──────── INFORMATION GIVEN ────────

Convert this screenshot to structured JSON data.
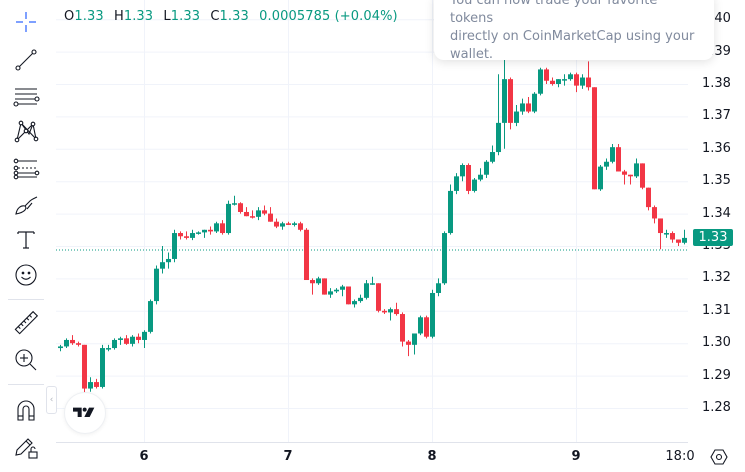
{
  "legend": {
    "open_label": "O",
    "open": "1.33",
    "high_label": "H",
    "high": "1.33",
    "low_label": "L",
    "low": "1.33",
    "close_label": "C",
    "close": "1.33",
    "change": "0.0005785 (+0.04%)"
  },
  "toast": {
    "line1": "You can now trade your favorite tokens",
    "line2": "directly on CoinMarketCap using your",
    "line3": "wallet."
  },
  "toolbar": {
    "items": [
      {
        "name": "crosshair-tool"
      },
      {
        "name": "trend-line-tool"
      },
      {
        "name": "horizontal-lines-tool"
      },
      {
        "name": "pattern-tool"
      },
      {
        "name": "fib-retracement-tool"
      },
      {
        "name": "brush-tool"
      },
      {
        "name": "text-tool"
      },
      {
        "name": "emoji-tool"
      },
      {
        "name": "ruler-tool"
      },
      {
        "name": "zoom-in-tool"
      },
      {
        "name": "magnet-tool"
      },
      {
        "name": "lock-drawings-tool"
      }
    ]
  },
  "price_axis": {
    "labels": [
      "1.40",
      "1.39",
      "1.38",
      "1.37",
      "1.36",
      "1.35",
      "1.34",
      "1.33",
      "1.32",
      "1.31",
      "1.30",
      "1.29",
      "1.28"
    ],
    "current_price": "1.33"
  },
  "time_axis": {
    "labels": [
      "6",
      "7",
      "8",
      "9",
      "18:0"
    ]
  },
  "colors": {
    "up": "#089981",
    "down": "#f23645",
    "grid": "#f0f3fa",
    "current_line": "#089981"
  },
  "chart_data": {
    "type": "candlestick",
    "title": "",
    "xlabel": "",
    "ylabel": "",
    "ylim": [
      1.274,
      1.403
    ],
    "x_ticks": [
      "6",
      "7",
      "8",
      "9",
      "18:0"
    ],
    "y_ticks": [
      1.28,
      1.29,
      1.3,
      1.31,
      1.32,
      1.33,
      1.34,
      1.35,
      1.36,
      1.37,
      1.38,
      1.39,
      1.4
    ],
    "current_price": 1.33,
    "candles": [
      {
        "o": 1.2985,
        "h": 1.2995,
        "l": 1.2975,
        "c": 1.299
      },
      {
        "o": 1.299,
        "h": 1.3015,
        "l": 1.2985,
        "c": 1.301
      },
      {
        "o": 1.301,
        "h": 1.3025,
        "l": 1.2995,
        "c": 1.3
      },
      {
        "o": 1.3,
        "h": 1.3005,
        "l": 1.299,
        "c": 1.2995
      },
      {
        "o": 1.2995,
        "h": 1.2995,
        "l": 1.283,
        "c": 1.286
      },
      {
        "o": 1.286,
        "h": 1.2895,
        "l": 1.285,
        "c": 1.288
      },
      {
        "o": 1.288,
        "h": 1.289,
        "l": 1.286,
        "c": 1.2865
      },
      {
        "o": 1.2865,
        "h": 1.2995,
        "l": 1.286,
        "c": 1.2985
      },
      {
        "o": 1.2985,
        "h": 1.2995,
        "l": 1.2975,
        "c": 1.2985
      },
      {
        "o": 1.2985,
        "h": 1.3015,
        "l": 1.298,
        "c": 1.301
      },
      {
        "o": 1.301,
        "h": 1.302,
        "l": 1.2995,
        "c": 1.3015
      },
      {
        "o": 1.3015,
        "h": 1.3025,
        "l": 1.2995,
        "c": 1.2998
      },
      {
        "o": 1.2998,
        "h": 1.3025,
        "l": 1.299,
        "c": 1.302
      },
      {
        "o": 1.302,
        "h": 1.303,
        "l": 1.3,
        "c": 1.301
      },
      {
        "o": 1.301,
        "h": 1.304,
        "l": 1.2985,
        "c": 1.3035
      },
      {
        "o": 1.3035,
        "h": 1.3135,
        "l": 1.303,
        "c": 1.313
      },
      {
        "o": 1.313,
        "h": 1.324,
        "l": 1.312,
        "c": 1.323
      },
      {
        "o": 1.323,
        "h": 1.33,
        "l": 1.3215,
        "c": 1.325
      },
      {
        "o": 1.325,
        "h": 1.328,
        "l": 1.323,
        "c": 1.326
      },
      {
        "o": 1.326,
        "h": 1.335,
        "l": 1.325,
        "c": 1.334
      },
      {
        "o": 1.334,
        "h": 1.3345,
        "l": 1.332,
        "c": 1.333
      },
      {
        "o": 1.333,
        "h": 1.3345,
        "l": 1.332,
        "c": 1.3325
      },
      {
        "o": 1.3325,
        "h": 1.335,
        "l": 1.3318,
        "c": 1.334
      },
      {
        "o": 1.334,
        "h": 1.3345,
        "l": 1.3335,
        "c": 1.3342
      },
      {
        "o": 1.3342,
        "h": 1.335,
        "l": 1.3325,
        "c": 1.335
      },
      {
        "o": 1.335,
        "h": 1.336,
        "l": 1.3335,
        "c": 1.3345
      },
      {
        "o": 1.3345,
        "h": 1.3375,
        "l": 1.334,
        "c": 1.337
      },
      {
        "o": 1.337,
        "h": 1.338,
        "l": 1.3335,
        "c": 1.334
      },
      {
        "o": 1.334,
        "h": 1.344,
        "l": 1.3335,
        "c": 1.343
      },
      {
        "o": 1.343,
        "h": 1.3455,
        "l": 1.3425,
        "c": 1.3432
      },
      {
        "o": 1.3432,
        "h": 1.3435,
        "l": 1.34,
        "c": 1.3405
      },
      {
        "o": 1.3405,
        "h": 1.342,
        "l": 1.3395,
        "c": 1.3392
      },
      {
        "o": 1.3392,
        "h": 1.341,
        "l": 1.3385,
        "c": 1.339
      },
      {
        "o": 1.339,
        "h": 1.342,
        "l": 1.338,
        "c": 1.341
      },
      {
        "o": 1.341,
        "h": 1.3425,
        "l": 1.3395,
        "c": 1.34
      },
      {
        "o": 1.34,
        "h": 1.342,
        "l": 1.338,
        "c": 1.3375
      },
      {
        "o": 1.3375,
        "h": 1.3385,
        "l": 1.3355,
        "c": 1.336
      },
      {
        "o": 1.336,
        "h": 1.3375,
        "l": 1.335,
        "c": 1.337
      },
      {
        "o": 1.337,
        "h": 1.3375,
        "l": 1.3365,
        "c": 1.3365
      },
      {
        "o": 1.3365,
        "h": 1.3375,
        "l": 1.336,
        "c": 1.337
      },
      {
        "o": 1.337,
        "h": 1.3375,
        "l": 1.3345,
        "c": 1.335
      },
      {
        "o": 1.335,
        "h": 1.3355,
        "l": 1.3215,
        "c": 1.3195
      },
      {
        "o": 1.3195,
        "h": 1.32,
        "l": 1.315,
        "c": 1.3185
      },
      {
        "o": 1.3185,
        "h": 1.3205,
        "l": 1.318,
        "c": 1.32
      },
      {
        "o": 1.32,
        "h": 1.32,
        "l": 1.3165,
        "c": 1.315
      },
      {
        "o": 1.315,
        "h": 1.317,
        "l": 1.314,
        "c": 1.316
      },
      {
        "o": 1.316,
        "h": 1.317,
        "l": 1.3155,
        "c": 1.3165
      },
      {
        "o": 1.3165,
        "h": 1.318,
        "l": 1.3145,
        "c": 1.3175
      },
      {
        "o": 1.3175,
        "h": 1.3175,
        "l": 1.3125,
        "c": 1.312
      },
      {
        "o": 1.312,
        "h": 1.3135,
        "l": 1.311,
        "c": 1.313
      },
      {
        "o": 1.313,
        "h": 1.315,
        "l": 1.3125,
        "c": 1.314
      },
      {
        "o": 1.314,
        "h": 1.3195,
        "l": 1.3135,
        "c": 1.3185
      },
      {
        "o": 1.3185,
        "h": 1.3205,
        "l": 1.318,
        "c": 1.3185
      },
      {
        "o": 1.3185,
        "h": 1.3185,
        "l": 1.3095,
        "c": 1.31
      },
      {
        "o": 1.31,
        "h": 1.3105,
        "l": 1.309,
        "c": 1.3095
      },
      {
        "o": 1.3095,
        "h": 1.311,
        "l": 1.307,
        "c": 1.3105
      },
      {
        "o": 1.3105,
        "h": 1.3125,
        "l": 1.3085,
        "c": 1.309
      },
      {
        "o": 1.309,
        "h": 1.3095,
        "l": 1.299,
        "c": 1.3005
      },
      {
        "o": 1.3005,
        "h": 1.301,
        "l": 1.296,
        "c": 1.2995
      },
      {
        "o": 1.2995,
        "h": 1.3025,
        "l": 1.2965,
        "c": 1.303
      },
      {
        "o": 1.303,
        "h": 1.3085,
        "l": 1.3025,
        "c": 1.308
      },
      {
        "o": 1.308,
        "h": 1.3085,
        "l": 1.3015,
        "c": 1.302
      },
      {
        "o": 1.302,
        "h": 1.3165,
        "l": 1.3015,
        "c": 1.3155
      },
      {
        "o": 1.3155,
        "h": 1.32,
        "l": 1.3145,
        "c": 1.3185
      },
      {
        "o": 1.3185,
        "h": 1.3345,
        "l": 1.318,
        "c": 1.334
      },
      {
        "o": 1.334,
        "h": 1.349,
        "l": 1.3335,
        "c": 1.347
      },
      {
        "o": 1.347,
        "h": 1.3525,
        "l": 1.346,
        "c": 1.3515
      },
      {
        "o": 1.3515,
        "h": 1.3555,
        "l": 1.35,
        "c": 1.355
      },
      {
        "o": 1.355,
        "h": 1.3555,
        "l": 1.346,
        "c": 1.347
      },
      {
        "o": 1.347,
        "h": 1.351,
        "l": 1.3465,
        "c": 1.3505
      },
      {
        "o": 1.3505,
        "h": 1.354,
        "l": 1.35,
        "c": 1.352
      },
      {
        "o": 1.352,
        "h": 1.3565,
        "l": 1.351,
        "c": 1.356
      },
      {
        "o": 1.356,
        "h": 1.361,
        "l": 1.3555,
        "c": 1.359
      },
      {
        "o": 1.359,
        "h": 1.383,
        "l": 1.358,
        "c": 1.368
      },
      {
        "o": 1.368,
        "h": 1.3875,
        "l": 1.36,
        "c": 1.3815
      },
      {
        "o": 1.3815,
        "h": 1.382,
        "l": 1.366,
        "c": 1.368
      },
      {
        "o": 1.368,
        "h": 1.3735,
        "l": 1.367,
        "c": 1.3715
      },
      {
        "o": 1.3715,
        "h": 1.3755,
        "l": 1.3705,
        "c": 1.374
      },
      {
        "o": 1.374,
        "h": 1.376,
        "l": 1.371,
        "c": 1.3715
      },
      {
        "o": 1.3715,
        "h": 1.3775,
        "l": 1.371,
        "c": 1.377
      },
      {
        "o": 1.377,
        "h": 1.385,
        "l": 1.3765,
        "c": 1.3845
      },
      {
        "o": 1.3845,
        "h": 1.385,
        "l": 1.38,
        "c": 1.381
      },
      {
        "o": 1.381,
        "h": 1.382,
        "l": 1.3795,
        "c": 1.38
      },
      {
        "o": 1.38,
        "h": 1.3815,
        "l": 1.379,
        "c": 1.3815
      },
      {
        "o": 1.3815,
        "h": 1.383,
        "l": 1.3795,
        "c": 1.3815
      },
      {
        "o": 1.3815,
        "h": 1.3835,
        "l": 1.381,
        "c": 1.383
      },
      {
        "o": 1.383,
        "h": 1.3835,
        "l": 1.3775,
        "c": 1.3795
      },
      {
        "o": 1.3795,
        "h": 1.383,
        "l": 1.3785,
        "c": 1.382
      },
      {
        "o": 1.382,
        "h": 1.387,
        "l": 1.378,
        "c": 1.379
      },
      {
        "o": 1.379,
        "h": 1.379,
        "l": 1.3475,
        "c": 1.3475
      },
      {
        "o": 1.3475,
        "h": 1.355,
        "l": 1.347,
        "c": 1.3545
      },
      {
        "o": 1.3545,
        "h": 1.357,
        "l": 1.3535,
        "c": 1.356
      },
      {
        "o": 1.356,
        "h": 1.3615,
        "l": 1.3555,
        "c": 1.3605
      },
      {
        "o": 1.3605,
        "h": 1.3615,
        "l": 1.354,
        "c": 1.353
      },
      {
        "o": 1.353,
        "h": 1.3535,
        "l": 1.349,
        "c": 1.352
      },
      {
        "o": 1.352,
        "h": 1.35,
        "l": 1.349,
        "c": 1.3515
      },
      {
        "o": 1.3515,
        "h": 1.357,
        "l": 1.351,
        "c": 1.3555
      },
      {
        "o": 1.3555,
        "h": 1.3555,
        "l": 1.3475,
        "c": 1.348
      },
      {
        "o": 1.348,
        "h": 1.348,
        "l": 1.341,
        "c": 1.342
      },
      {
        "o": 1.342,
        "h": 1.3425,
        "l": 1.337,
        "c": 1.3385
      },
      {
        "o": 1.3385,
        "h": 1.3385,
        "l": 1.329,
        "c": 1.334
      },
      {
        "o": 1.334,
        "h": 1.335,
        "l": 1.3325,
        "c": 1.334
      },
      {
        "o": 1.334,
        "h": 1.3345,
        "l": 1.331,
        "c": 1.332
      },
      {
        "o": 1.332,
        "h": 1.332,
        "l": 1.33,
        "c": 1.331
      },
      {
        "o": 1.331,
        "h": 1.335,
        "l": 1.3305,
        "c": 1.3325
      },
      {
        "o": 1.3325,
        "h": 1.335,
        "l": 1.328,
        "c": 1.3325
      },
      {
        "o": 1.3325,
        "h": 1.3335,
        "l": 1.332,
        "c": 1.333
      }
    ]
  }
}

────────
──────── INFORMATION GIVEN ────────

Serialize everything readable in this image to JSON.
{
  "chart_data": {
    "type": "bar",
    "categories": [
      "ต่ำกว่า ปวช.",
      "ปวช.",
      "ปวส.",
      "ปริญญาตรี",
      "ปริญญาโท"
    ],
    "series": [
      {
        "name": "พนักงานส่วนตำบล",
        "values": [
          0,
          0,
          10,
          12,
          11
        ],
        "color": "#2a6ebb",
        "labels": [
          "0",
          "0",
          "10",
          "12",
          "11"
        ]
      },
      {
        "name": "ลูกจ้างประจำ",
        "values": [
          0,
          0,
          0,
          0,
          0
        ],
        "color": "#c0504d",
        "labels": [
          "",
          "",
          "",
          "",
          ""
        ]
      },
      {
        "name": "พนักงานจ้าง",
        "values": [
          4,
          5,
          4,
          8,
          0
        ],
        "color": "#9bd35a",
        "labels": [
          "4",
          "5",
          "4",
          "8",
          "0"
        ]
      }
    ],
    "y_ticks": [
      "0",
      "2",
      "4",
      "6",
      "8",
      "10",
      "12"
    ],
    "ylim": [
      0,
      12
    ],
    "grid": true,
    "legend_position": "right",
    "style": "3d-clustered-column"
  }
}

────────

EXERCISE BRIEF -
Tally the lines that hold the string "JSON" and state the total, nothing more.

EXERCISE SOLUTION -
2